## [What to do]
Find the lines below that contain the string "Platelet". Copy each one.

## [Data supplied]
== == ==

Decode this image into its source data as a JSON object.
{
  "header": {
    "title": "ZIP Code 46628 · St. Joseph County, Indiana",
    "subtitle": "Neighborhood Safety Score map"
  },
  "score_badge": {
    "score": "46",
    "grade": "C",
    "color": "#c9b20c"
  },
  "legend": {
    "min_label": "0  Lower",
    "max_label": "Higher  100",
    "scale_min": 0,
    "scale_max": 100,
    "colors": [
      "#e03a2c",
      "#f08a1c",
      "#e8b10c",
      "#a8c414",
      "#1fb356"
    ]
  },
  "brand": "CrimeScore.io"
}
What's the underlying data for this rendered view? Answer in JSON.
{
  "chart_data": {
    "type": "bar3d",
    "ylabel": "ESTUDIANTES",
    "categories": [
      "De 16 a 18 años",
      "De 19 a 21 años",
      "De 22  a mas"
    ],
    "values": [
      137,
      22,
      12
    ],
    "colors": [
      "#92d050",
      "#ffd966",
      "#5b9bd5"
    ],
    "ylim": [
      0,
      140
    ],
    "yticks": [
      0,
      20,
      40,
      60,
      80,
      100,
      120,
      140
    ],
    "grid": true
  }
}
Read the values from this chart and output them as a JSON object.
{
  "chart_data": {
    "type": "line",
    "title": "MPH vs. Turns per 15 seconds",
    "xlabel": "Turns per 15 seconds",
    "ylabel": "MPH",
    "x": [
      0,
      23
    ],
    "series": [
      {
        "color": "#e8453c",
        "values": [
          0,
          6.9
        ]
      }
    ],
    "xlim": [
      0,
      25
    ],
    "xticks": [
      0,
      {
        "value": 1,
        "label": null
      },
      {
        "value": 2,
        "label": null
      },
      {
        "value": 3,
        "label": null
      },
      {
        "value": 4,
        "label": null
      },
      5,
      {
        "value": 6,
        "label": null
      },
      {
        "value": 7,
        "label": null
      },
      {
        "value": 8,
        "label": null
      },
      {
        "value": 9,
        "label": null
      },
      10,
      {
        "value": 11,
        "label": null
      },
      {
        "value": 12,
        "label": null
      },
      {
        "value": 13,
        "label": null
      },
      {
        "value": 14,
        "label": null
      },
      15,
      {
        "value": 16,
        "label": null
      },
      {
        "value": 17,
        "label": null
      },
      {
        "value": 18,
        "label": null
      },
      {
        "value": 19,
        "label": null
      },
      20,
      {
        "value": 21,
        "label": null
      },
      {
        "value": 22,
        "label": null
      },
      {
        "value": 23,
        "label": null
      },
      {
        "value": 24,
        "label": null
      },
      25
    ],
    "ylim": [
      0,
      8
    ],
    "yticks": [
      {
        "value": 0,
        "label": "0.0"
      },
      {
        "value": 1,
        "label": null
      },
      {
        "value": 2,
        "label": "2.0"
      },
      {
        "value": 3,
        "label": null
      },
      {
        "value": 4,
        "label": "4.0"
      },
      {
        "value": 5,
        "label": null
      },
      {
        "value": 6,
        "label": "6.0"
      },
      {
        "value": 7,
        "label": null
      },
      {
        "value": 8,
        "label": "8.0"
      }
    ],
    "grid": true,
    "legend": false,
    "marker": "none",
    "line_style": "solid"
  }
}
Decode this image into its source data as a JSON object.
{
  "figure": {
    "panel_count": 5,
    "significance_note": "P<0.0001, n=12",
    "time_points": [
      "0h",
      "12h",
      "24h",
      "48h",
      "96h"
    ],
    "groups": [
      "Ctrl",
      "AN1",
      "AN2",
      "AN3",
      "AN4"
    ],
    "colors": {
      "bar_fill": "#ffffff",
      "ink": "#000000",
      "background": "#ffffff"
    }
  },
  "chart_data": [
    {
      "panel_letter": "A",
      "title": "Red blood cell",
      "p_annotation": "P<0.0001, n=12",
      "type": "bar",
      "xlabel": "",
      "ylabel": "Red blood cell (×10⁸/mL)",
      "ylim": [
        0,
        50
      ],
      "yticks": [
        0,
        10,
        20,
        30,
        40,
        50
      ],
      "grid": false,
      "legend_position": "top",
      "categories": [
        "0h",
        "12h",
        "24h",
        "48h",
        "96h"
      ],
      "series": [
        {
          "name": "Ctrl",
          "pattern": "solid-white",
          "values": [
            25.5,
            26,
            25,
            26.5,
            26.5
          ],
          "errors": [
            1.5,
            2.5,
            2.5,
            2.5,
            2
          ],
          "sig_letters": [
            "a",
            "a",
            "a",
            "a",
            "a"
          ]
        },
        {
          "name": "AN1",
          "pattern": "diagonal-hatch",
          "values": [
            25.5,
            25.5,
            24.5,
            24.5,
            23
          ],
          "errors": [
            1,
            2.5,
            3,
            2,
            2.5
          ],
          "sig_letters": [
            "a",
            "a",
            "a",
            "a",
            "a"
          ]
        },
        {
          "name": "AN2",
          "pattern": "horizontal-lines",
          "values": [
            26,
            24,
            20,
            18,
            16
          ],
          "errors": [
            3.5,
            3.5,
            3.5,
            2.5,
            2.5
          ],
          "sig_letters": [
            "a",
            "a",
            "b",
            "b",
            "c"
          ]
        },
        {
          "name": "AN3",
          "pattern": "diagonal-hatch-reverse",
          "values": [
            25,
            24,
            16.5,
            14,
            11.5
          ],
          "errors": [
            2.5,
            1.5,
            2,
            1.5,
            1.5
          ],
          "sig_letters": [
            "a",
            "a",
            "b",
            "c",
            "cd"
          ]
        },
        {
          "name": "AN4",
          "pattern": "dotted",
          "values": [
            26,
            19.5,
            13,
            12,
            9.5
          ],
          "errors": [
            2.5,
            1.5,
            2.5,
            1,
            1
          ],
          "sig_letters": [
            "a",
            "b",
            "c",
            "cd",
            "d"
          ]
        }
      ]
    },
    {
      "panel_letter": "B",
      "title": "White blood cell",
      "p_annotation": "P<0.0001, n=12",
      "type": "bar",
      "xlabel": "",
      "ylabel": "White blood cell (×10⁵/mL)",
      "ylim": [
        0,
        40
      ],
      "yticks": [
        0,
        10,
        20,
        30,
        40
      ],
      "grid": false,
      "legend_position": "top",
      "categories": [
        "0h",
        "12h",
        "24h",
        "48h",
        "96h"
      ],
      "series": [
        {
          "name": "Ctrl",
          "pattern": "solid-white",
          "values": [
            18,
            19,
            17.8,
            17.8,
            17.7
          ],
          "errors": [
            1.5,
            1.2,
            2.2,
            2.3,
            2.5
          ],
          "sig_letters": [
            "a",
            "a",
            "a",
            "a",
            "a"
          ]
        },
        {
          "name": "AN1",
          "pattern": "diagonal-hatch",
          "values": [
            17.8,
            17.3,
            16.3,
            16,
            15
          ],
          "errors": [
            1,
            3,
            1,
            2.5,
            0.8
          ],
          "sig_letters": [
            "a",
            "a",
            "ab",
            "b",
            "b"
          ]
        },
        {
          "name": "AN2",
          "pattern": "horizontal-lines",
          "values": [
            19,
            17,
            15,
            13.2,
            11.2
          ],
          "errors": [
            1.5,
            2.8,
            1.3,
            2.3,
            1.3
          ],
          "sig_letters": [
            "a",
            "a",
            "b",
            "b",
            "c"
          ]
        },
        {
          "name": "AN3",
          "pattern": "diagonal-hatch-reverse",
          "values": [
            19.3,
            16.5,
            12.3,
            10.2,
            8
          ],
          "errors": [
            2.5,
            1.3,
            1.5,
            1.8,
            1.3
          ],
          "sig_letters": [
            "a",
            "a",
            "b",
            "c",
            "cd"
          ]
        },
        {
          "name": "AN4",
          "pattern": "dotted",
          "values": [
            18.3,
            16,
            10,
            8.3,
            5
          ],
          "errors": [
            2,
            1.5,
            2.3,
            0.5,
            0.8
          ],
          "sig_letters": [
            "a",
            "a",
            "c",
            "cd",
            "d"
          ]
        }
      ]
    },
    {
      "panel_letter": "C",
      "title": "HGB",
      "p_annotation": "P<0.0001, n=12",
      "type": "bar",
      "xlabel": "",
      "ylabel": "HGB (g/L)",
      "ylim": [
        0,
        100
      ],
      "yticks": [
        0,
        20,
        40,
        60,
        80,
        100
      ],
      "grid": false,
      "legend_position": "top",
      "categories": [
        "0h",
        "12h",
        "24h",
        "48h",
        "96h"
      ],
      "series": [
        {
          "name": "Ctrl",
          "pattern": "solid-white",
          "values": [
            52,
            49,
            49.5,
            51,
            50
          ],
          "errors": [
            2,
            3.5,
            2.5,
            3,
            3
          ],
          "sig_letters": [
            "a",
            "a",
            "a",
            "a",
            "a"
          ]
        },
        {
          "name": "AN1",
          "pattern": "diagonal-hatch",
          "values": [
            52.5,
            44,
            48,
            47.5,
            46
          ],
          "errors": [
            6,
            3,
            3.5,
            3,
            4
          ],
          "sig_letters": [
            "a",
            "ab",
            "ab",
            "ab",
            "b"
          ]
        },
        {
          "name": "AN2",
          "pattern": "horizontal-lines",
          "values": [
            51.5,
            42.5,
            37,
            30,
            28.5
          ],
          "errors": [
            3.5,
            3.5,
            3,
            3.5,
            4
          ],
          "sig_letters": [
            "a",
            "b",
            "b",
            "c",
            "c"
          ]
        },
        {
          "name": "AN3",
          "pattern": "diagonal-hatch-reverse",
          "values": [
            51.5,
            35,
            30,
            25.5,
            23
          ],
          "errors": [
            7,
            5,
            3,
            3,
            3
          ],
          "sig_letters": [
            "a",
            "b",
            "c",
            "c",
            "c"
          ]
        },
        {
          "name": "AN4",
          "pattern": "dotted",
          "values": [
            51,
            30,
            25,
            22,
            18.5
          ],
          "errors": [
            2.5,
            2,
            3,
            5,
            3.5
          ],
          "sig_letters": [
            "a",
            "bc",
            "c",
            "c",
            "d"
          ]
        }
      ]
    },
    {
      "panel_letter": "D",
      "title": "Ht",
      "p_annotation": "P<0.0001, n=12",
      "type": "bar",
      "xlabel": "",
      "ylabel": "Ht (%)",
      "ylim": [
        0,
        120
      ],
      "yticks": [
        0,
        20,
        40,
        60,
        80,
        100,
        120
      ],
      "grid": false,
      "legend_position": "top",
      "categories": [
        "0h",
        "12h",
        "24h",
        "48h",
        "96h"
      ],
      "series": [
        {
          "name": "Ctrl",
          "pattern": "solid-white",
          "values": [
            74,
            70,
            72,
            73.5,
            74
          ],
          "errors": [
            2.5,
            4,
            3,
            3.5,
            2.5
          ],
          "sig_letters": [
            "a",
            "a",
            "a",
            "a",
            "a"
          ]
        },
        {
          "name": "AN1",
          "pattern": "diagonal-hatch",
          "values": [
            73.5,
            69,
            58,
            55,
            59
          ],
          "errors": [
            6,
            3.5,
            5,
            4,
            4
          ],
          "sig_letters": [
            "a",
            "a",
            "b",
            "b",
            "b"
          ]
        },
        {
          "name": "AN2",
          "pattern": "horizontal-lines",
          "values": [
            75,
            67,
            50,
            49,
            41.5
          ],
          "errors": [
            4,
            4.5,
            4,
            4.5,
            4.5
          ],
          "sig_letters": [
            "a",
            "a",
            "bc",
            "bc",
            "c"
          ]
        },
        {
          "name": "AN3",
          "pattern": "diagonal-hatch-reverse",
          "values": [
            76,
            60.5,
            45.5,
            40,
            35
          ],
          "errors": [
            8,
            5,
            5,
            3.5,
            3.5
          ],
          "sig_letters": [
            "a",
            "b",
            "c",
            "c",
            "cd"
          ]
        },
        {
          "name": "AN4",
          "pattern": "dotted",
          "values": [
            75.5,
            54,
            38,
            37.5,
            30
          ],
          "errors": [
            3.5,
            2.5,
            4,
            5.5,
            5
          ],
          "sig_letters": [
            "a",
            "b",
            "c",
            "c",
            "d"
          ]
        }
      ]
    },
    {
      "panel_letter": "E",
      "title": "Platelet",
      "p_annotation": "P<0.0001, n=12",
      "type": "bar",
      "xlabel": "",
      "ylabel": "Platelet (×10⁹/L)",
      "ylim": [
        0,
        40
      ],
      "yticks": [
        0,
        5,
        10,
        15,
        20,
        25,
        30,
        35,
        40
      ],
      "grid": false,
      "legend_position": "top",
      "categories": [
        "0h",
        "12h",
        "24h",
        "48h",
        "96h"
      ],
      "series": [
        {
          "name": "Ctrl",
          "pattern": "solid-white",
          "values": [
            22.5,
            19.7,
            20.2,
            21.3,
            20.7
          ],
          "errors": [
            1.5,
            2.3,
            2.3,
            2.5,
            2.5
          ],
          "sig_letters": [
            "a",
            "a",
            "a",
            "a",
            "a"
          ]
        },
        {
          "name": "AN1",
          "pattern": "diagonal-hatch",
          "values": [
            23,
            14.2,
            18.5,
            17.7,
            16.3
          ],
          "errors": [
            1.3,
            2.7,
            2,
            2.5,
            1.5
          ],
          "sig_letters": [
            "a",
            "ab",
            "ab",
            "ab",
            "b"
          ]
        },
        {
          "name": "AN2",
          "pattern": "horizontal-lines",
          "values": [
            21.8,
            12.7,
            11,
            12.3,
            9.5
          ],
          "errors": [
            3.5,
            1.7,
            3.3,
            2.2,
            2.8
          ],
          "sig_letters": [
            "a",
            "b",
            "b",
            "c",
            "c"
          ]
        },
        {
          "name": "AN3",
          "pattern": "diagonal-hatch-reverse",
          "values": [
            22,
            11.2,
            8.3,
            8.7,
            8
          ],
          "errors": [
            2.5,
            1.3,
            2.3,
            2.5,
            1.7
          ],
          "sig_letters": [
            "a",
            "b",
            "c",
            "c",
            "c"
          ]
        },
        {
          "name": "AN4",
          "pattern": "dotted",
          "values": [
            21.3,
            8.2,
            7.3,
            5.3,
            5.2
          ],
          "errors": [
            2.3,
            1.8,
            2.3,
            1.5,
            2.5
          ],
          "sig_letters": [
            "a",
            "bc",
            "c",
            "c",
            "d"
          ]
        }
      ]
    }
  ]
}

== == ==

## [Output for this task]
      "title": "Platelet",
      "ylabel": "Platelet (×10⁹/L)",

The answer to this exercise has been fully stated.